Set problem - Reproduce the data verbatim from its first line through the line containing "- table-row[interactable]: 1", including both of those lines.

Input for this task -
==*==

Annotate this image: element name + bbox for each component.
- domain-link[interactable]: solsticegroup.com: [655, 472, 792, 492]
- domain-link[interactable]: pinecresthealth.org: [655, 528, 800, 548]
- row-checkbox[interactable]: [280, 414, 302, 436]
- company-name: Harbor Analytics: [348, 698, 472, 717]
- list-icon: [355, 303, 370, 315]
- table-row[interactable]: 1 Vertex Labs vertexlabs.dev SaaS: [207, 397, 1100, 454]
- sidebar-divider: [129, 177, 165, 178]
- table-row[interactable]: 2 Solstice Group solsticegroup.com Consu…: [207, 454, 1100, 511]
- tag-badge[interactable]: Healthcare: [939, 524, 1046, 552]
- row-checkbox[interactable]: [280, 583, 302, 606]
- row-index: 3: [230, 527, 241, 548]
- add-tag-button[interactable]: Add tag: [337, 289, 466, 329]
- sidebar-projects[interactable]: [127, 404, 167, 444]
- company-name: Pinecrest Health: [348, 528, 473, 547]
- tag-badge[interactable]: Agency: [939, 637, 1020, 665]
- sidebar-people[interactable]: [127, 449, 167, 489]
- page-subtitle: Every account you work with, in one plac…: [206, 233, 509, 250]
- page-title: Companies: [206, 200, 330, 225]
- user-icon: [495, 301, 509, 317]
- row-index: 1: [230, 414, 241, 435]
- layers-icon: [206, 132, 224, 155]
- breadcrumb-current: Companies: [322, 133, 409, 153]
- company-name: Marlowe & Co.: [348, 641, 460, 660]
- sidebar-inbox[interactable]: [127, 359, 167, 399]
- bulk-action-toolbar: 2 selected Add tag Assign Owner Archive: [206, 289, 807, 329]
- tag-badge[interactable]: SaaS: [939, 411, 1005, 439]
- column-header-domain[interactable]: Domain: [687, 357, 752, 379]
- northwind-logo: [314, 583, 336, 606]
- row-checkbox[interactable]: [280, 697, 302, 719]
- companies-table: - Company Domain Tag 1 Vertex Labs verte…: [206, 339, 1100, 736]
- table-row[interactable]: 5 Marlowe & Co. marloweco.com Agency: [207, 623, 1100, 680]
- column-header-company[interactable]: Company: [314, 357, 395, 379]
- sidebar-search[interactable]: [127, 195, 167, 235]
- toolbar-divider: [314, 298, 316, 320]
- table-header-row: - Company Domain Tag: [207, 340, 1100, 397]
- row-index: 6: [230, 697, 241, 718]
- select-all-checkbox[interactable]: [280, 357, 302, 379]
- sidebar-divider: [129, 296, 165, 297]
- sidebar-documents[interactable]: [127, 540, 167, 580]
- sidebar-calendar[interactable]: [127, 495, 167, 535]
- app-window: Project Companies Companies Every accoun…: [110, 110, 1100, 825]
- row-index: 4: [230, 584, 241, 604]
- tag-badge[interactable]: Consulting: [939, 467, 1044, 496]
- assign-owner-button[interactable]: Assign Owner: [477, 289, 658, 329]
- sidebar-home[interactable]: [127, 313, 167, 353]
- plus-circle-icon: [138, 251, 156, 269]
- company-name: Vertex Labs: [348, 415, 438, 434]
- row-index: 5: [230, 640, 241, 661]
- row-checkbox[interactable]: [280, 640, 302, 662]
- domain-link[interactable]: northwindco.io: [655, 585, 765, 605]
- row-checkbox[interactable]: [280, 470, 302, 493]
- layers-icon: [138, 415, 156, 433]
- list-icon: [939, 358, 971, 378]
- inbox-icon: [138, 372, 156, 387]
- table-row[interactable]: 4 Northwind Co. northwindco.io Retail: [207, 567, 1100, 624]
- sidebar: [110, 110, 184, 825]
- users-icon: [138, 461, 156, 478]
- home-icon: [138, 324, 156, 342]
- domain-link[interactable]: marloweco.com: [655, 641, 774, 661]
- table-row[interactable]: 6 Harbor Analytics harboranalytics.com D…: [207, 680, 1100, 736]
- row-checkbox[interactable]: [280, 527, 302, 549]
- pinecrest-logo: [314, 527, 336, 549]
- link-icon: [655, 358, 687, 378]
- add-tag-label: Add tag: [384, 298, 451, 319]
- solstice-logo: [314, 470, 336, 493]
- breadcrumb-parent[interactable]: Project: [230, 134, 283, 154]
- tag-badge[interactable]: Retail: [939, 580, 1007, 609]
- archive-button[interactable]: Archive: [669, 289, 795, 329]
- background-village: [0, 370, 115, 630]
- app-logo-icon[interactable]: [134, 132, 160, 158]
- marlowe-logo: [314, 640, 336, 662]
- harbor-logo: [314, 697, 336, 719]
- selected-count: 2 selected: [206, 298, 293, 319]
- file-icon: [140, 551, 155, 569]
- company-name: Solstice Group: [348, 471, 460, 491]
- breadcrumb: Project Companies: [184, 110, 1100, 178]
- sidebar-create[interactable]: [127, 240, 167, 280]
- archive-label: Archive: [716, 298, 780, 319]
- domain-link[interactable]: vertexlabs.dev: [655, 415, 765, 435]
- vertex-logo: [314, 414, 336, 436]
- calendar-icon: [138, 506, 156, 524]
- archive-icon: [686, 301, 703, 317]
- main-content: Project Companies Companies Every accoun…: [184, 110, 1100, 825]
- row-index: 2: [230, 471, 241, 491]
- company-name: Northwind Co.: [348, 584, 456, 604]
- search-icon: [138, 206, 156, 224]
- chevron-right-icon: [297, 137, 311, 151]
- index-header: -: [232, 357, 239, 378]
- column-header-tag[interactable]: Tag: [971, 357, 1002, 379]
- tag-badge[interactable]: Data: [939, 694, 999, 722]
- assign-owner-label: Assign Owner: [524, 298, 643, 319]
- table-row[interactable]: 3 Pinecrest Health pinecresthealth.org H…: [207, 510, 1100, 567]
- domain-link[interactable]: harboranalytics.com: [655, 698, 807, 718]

==*==

Answer below -
Annotate this image: element name + bbox for each component.
- domain-link[interactable]: solsticegroup.com: [655, 472, 792, 492]
- domain-link[interactable]: pinecresthealth.org: [655, 528, 800, 548]
- row-checkbox[interactable]: [280, 414, 302, 436]
- company-name: Harbor Analytics: [348, 698, 472, 717]
- list-icon: [355, 303, 370, 315]
- table-row[interactable]: 1 Vertex Labs vertexlabs.dev SaaS: [207, 397, 1100, 454]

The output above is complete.